# START OF Listed records

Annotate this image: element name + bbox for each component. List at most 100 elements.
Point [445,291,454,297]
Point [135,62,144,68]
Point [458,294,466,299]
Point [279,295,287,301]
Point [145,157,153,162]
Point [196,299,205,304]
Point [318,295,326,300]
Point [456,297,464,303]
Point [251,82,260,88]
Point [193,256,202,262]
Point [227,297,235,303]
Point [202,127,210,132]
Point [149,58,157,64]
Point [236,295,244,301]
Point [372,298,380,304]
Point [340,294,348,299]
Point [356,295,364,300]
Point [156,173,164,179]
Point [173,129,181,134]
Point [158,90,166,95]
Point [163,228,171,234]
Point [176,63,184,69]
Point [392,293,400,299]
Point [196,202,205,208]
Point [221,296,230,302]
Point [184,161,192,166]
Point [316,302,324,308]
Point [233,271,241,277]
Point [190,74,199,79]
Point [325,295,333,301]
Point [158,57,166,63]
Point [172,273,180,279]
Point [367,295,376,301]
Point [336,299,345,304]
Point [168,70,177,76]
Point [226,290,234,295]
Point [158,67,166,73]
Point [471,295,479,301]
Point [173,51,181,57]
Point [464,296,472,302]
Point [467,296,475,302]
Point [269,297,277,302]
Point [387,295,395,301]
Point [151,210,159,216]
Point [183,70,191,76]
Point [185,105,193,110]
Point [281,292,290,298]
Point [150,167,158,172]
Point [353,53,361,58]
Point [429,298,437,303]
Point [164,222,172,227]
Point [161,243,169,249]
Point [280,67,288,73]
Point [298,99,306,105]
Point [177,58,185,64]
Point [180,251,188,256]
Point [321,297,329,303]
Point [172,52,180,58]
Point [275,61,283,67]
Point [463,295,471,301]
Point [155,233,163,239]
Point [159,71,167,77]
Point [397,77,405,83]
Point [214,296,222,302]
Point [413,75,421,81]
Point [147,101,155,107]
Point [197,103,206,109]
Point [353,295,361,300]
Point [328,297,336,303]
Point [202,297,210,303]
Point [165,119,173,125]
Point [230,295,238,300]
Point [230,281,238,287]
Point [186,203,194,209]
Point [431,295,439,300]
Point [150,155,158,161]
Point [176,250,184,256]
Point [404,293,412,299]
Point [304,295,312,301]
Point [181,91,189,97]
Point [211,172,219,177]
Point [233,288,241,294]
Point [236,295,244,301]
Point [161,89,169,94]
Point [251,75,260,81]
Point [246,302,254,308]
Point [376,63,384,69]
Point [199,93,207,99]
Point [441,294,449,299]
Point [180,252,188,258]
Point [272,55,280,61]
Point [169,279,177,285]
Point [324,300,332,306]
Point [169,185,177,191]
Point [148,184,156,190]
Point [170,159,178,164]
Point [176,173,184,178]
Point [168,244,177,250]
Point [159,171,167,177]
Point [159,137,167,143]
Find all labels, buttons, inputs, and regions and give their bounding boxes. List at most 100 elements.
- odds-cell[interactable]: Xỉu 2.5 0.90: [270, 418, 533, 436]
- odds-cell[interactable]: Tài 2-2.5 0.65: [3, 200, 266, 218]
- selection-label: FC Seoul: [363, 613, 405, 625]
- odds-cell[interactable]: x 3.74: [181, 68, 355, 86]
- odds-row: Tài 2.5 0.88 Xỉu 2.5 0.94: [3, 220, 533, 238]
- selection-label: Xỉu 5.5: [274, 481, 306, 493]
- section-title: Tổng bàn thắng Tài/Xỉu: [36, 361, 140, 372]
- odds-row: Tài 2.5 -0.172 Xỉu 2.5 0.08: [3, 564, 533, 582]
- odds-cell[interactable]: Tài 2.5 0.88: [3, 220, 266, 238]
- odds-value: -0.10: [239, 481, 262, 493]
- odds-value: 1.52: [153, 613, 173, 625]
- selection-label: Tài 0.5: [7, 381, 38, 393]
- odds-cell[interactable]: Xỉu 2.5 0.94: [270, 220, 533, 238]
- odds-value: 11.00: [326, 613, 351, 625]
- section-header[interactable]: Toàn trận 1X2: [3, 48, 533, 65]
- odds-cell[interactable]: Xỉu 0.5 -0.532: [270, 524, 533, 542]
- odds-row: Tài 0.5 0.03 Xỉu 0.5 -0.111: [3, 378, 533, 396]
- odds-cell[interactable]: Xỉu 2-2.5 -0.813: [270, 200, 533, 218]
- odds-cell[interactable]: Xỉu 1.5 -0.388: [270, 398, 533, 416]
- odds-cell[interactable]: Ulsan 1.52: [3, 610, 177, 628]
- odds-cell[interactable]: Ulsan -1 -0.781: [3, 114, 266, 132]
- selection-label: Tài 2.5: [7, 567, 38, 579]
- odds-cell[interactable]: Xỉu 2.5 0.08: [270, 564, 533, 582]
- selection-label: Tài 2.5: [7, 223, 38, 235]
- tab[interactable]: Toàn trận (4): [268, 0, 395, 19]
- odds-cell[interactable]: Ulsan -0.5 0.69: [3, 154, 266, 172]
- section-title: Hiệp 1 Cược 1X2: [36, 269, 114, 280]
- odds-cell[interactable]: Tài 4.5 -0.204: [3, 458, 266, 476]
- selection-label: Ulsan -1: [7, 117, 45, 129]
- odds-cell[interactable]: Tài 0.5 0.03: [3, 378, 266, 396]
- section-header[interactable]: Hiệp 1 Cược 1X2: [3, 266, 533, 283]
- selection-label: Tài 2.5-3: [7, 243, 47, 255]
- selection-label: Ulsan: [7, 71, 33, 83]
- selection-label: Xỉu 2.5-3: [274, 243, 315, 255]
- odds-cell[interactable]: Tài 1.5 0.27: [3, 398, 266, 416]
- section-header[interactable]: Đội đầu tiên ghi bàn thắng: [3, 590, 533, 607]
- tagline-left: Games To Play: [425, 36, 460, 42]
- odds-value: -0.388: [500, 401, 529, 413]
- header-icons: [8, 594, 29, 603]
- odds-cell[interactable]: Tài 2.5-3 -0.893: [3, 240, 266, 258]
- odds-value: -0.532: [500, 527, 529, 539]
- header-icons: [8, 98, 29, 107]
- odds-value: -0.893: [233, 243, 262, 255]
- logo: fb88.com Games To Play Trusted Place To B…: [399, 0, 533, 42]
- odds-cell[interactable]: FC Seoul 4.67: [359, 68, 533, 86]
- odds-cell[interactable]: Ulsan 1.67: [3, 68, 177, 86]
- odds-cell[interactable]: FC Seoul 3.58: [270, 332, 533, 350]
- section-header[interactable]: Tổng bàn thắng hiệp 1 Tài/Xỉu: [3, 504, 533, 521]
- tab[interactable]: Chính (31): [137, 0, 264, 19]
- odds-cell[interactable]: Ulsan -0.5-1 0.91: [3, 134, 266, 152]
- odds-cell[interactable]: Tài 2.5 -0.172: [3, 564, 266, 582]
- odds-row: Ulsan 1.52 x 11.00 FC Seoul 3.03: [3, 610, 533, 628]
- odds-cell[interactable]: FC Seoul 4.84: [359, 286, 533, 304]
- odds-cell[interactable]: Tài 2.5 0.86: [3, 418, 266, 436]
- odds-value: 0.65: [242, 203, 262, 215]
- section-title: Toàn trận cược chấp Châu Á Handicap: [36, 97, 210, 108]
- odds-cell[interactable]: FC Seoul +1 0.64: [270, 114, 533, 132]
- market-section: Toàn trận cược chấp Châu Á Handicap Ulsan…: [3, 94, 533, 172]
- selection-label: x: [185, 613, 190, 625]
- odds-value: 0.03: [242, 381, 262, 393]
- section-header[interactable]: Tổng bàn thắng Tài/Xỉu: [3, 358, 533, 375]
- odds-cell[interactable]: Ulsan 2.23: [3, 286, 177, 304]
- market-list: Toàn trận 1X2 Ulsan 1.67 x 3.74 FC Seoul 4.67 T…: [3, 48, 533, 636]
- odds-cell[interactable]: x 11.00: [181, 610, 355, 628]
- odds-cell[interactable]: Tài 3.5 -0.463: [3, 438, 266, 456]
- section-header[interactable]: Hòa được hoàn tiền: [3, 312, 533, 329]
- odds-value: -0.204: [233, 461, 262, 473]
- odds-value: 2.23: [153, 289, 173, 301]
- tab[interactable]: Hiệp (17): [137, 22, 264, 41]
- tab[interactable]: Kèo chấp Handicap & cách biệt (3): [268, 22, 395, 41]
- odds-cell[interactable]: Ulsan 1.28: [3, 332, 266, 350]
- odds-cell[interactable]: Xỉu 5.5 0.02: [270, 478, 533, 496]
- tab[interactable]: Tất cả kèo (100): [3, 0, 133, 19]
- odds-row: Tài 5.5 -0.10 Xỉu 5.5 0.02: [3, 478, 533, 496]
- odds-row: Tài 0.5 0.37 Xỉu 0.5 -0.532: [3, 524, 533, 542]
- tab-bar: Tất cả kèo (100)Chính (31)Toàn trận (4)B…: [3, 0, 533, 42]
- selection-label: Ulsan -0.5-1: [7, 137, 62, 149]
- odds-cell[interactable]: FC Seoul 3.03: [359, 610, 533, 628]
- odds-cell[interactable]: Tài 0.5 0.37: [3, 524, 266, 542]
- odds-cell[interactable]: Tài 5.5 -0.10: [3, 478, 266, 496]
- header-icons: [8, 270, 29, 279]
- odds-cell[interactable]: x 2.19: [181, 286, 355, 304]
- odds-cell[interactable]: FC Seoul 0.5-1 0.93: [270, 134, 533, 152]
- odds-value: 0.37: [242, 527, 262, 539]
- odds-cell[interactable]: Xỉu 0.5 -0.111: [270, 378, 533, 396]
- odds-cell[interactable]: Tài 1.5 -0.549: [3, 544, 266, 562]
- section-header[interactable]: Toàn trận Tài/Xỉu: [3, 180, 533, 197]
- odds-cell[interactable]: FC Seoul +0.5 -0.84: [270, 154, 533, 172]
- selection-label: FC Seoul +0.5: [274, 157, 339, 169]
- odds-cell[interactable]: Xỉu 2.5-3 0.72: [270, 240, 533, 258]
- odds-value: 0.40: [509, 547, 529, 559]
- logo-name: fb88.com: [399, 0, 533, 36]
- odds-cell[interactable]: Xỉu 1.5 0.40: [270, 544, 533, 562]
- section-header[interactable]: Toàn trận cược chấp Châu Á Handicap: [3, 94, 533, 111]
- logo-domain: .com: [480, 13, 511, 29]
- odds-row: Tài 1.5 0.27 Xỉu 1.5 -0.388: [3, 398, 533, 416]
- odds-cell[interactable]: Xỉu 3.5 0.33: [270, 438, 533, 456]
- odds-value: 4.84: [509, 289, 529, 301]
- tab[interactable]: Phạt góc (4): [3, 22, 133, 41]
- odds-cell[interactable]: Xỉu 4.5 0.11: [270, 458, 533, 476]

# END OF Listed records

**Exercise**
Copy out the lines word for word, from the first line at the top through the line with "Point [367,295,376,301]", including both.

**Complete response**
Annotate this image: element name + bbox for each component. List at most 100 elements.
Point [445,291,454,297]
Point [135,62,144,68]
Point [458,294,466,299]
Point [279,295,287,301]
Point [145,157,153,162]
Point [196,299,205,304]
Point [318,295,326,300]
Point [456,297,464,303]
Point [251,82,260,88]
Point [193,256,202,262]
Point [227,297,235,303]
Point [202,127,210,132]
Point [149,58,157,64]
Point [236,295,244,301]
Point [372,298,380,304]
Point [340,294,348,299]
Point [356,295,364,300]
Point [156,173,164,179]
Point [173,129,181,134]
Point [158,90,166,95]
Point [163,228,171,234]
Point [176,63,184,69]
Point [392,293,400,299]
Point [196,202,205,208]
Point [221,296,230,302]
Point [184,161,192,166]
Point [316,302,324,308]
Point [233,271,241,277]
Point [190,74,199,79]
Point [325,295,333,301]
Point [158,57,166,63]
Point [172,273,180,279]
Point [367,295,376,301]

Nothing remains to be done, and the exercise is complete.